● **The task**
Comb through the entries for "color" and pull out each line that holds it.

[Figure data in JSON]
■ ■ ■

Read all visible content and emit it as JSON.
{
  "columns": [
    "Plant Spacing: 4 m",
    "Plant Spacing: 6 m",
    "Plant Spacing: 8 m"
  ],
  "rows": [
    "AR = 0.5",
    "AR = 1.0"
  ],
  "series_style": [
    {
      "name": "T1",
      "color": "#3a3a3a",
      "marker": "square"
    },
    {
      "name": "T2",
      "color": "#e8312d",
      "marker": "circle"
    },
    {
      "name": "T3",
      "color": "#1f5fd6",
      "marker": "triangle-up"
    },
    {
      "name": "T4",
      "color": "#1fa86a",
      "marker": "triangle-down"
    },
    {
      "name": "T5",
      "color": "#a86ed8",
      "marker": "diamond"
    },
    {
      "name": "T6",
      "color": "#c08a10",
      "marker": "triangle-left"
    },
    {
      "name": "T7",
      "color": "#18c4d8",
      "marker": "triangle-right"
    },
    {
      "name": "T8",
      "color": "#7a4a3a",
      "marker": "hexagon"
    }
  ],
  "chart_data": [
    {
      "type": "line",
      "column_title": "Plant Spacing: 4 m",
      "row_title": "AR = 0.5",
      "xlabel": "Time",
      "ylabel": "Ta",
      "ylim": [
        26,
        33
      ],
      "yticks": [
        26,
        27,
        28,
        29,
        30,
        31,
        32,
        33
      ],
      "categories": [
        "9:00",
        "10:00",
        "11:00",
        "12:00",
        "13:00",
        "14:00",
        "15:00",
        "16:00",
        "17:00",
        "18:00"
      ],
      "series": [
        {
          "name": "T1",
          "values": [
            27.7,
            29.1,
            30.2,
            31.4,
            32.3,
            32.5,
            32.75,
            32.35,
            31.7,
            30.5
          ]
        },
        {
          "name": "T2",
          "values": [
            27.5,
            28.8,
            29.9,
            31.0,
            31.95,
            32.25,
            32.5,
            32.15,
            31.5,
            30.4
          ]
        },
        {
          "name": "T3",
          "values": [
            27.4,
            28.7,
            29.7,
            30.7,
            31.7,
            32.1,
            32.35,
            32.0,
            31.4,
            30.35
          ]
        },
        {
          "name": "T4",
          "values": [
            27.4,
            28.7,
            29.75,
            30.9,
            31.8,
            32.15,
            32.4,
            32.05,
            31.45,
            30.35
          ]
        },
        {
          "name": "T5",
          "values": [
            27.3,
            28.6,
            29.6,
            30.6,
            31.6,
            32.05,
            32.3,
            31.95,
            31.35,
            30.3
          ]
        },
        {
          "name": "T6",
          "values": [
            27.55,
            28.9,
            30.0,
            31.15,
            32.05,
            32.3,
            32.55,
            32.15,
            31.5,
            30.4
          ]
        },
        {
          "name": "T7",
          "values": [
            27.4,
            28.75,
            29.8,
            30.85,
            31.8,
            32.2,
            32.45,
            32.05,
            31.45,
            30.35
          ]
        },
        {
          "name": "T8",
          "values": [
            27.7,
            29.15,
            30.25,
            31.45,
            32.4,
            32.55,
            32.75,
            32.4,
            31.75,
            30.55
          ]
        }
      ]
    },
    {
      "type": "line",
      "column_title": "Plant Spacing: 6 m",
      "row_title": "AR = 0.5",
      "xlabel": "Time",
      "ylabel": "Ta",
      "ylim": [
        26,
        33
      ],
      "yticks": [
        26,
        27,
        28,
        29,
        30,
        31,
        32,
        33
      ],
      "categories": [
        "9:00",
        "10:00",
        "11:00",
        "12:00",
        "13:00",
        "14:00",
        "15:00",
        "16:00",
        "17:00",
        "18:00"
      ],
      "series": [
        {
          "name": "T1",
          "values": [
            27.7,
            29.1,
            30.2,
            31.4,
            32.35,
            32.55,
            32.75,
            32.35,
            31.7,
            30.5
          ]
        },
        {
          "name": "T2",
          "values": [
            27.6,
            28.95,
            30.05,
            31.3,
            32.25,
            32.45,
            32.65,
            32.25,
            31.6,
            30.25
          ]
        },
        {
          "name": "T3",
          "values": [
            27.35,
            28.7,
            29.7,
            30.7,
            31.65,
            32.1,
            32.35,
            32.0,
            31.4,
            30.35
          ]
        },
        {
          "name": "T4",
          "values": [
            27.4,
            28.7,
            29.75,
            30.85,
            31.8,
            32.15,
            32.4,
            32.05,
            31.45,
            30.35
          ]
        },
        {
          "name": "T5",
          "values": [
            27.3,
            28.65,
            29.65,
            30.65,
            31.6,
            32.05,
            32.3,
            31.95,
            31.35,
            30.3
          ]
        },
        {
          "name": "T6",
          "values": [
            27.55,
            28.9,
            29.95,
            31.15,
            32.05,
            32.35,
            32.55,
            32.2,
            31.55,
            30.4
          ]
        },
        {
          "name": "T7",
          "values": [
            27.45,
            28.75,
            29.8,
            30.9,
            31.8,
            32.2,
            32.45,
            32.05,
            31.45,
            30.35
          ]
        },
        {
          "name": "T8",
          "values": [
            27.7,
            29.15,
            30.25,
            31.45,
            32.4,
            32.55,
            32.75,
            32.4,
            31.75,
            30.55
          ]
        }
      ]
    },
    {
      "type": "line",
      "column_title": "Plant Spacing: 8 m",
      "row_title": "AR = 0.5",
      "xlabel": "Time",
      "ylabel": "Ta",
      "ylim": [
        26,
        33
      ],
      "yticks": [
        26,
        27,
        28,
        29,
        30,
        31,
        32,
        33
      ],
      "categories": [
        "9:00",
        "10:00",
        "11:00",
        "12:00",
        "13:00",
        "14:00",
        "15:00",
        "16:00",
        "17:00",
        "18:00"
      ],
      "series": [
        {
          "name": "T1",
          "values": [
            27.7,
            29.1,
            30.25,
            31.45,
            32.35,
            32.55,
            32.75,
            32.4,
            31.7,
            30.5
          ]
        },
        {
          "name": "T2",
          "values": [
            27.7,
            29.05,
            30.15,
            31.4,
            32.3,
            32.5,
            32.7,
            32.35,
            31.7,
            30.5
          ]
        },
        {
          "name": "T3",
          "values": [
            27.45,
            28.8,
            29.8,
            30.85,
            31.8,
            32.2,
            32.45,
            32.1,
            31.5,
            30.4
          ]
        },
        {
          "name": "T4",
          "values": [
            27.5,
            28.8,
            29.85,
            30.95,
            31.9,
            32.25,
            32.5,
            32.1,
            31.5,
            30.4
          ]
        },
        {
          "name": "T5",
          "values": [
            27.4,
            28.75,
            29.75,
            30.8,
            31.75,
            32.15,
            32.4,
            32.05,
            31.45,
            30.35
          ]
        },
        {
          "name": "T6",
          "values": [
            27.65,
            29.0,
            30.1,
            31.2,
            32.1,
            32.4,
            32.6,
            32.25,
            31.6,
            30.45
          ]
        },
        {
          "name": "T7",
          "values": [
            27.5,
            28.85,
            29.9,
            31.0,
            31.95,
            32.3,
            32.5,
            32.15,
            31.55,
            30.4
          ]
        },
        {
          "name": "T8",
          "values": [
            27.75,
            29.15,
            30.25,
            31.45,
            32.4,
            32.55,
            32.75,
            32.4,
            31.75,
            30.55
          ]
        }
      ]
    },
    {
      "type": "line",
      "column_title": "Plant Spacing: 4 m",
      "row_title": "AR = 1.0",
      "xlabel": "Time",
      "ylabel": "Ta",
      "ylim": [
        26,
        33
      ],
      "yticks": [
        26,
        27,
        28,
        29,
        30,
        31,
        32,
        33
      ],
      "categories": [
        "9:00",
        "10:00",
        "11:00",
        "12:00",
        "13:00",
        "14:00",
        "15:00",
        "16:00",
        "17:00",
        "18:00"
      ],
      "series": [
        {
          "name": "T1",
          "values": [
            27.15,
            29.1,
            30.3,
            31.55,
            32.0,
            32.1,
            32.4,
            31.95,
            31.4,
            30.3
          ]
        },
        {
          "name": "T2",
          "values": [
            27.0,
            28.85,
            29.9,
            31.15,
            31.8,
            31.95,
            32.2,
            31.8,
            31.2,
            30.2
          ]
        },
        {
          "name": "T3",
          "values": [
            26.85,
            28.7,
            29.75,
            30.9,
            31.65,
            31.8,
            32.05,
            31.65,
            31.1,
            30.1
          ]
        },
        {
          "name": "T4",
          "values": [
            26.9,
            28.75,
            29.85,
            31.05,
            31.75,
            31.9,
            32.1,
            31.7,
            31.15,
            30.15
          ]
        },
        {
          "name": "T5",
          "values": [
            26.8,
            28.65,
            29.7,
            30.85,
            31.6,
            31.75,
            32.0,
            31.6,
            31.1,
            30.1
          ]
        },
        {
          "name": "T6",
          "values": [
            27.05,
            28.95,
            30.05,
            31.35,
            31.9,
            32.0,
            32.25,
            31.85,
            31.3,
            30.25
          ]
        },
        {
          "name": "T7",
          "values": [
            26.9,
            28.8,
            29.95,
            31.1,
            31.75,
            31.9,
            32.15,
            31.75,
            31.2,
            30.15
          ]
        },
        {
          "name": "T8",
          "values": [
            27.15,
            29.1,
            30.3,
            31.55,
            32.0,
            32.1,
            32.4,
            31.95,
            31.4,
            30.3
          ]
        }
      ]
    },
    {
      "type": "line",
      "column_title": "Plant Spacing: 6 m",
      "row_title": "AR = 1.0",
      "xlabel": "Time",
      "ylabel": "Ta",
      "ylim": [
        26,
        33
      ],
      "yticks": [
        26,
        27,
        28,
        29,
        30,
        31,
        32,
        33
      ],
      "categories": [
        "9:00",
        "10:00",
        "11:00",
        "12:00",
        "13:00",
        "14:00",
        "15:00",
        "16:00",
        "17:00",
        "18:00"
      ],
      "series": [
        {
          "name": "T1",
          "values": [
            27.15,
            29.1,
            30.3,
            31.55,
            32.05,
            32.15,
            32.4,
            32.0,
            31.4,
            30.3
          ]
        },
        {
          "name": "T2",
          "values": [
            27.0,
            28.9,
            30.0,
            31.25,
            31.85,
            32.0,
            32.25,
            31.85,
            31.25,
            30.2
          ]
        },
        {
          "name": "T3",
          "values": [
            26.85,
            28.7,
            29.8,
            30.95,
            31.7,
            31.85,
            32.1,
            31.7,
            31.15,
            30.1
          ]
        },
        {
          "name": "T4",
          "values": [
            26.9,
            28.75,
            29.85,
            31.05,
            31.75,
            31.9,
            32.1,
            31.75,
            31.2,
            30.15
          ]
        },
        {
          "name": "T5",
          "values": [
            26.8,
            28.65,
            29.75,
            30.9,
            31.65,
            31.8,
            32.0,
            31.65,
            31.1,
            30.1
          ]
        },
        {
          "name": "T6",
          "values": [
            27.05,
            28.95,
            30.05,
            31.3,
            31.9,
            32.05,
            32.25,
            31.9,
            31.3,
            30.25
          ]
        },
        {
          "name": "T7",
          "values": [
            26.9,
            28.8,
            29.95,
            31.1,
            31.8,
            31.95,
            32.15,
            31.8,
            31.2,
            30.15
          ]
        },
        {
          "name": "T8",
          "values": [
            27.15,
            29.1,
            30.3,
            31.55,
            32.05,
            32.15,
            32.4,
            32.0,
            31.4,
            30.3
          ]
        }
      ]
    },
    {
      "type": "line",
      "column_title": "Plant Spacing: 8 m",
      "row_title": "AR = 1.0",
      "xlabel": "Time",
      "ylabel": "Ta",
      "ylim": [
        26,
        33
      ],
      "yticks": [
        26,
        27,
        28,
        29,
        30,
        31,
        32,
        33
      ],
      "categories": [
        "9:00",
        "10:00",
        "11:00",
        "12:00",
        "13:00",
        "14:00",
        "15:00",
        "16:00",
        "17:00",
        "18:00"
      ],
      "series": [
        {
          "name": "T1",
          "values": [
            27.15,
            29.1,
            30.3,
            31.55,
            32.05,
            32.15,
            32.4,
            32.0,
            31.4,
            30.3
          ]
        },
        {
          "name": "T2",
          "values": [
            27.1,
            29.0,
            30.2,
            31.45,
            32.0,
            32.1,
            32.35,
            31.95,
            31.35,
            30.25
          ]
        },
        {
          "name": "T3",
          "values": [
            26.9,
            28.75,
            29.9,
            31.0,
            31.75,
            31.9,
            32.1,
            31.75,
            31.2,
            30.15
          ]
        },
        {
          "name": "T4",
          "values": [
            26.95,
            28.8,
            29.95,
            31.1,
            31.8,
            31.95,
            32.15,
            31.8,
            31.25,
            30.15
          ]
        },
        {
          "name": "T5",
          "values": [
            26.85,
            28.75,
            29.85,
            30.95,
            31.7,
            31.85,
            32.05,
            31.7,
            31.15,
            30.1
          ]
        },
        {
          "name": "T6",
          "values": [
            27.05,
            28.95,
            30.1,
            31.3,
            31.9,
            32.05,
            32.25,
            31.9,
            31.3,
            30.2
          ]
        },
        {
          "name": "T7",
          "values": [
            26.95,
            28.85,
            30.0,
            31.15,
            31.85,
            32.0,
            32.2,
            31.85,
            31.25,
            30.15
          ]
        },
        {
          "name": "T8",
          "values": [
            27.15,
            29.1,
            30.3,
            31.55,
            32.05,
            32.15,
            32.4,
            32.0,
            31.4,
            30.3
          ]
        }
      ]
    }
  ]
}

■ ■ ■

● **Full response**
      "color": "#3a3a3a",
      "color": "#e8312d",
      "color": "#1f5fd6",
      "color": "#1fa86a",
      "color": "#a86ed8",
      "color": "#c08a10",
      "color": "#18c4d8",
      "color": "#7a4a3a",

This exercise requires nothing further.